# START OF RECORDS FOR THE EXERCISE

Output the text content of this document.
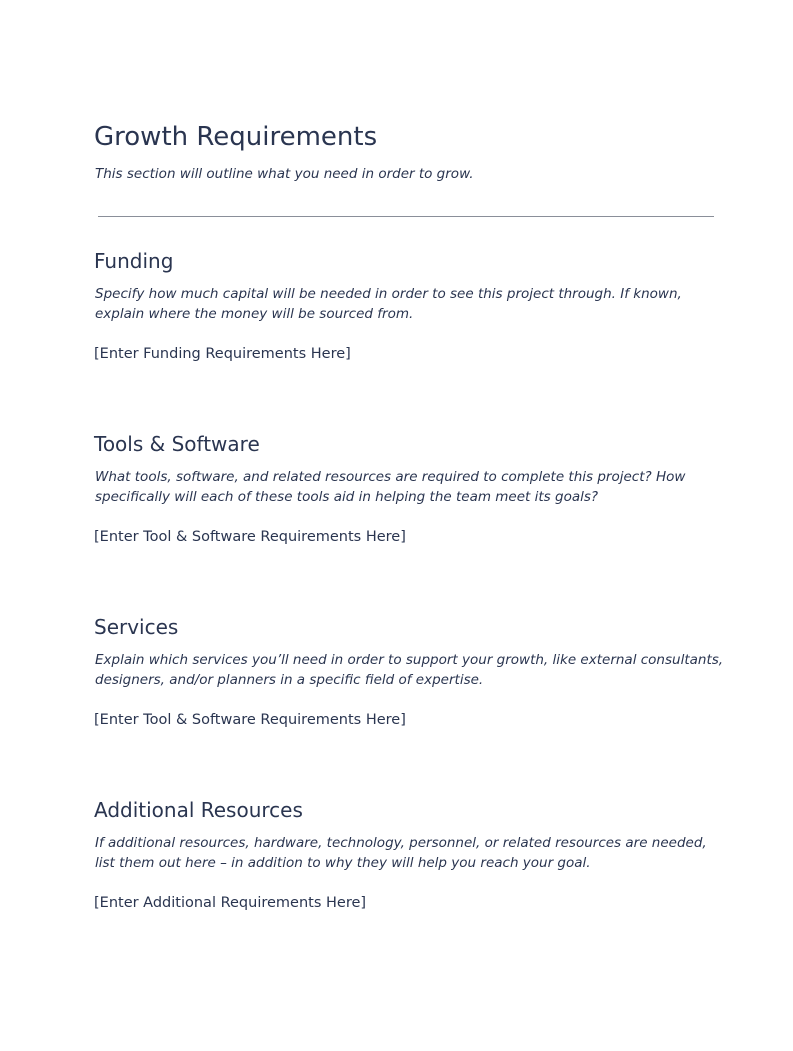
Growth Requirements

This section will outline what you need in order to grow.

Funding

Specify how much capital will be needed in order to see this project through. If known, explain where the money will be sourced from.

[Enter Funding Requirements Here]

Tools & Software

What tools, software, and related resources are required to complete this project? How specifically will each of these tools aid in helping the team meet its goals?

[Enter Tool & Software Requirements Here]

Services

Explain which services you’ll need in order to support your growth, like external consultants, designers, and/or planners in a specific field of expertise.

[Enter Tool & Software Requirements Here]

Additional Resources

If additional resources, hardware, technology, personnel, or related resources are needed, list them out here – in addition to why they will help you reach your goal.

[Enter Additional Requirements Here]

# END OF RECORDS FOR THE EXERCISE

-- STATED GOAL --
All records should be output exactly, with the pictures left out.

-- PROBLEM SOLUTION --
Output the text content of this document.
Growth Requirements

This section will outline what you need in order to grow.

Funding

Specify how much capital will be needed in order to see this project through. If known, explain where the money will be sourced from.

[Enter Funding Requirements Here]

Tools & Software

What tools, software, and related resources are required to complete this project? How specifically will each of these tools aid in helping the team meet its goals?

[Enter Tool & Software Requirements Here]

Services

Explain which services you’ll need in order to support your growth, like external consultants, designers, and/or planners in a specific field of expertise.

[Enter Tool & Software Requirements Here]

Additional Resources

If additional resources, hardware, technology, personnel, or related resources are needed, list them out here – in addition to why they will help you reach your goal.

[Enter Additional Requirements Here]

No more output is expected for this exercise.